What is asked
Filter the records for lines holding the string "JSON".

— begin Supplied material —

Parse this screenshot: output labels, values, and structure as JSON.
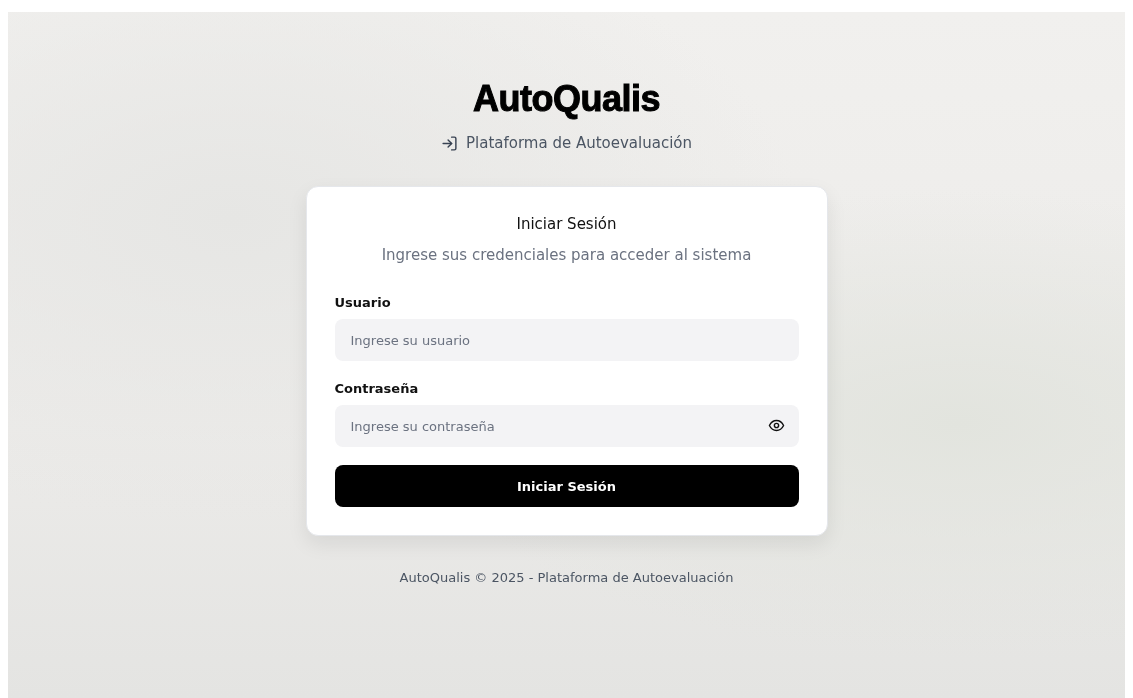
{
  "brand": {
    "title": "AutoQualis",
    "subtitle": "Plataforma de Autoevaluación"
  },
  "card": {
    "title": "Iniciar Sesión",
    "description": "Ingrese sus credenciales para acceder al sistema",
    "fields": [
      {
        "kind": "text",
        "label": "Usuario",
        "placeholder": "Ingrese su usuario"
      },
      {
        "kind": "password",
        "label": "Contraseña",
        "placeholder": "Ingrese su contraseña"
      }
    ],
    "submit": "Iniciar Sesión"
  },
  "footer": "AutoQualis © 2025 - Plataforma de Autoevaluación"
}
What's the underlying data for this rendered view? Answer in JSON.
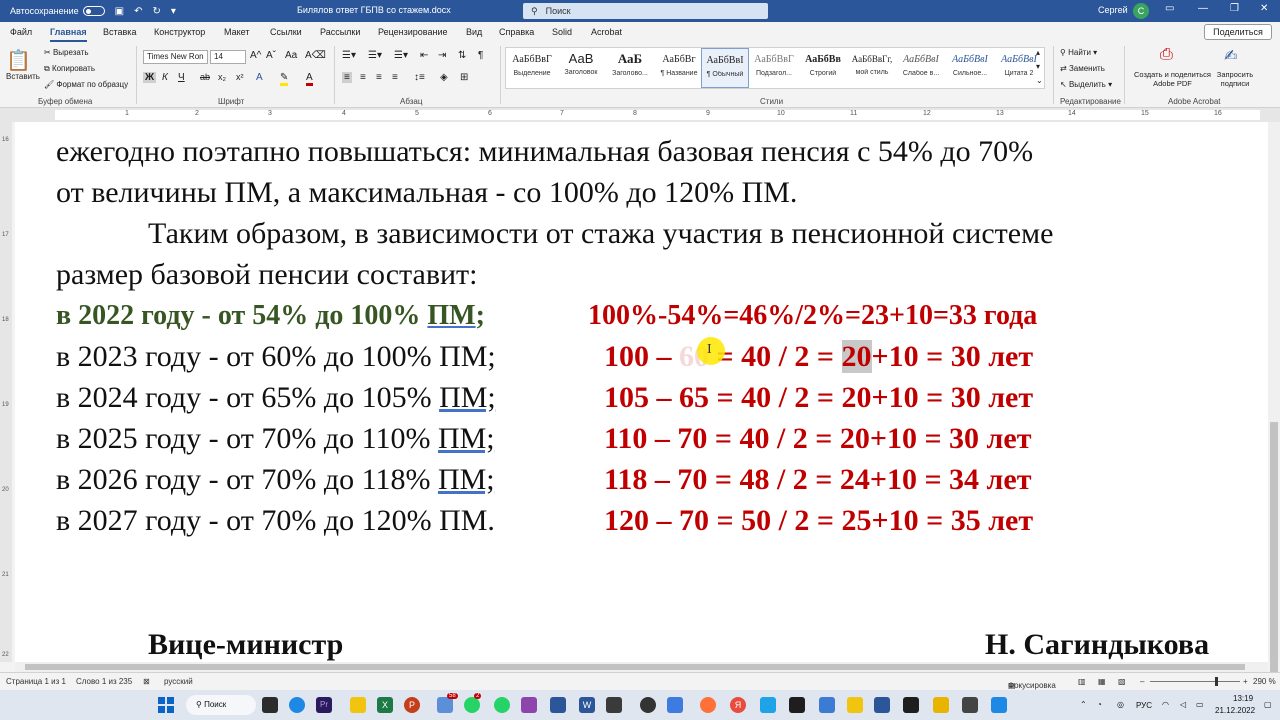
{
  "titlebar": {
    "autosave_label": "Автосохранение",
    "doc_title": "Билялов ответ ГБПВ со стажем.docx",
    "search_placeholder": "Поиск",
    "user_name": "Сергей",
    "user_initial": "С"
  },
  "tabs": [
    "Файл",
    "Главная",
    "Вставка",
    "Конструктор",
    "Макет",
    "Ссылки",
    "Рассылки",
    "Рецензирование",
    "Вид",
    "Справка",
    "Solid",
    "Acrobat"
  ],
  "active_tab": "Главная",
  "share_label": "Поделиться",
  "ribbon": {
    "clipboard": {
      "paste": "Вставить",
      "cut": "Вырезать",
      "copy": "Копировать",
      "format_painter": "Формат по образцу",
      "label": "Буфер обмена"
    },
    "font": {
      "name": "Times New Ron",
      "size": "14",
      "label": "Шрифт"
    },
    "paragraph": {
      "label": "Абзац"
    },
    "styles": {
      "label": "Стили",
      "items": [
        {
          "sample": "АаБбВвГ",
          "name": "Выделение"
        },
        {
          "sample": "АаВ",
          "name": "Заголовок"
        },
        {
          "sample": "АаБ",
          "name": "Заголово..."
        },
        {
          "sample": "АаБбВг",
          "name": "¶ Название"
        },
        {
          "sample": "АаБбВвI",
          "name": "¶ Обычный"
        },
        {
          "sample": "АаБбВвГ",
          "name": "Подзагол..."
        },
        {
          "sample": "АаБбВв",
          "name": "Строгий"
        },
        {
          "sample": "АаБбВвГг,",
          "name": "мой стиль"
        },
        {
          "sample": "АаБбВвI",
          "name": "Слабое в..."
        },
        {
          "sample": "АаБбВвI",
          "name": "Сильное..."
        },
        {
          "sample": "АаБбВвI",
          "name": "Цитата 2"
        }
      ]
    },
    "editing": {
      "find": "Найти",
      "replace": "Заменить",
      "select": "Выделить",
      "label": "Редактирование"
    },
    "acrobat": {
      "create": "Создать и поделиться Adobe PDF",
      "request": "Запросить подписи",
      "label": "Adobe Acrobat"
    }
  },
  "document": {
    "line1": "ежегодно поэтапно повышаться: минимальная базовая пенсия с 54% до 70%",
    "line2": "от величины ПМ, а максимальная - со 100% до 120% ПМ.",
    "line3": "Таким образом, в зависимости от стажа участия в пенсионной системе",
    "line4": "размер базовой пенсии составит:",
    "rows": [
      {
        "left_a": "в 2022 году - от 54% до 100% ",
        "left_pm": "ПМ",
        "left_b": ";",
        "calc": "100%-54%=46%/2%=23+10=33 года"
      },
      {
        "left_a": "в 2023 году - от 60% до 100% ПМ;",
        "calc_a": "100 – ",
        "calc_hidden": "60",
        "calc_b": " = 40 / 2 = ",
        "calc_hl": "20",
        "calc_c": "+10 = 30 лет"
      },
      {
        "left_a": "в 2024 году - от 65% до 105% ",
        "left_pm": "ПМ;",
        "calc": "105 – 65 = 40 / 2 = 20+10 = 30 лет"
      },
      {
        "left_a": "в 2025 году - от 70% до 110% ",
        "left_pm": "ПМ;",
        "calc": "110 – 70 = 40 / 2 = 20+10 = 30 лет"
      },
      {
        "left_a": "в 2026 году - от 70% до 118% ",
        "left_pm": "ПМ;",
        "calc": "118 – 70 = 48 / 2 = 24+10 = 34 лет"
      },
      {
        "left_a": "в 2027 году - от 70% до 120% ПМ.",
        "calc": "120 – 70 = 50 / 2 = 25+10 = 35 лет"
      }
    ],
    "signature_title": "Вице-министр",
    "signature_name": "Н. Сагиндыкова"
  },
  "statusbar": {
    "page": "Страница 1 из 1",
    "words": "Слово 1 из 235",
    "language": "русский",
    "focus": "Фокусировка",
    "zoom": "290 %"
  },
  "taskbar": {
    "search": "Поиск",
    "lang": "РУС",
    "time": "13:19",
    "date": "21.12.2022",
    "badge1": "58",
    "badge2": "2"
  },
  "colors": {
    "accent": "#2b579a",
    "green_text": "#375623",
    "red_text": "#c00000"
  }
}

— end Supplied material —
— begin Supplied material —

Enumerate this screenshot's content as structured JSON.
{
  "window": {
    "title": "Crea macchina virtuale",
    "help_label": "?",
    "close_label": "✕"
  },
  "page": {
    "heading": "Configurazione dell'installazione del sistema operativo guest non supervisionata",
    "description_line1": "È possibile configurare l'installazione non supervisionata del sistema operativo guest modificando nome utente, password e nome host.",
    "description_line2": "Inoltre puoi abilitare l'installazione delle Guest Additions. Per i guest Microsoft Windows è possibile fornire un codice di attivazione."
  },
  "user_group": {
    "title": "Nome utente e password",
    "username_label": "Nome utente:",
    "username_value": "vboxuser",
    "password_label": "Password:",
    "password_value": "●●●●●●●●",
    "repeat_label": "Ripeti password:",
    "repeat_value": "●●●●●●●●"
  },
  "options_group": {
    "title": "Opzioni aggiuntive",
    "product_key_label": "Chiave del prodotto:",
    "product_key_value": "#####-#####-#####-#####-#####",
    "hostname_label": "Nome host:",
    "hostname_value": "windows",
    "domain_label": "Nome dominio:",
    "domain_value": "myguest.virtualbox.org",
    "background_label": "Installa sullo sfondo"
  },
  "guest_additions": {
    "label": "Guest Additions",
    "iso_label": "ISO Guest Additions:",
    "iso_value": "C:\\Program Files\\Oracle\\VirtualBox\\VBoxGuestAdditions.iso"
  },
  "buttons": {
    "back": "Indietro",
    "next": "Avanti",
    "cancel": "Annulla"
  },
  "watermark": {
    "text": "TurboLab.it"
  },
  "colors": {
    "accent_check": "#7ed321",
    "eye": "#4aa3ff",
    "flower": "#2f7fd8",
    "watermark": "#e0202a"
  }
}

— end Supplied material —

Task response
Parse this screenshot: output labels, values, and structure as JSON.
What's the underlying data for this rendered view? Answer in JSON.
Enumerate this screenshot's content as structured JSON.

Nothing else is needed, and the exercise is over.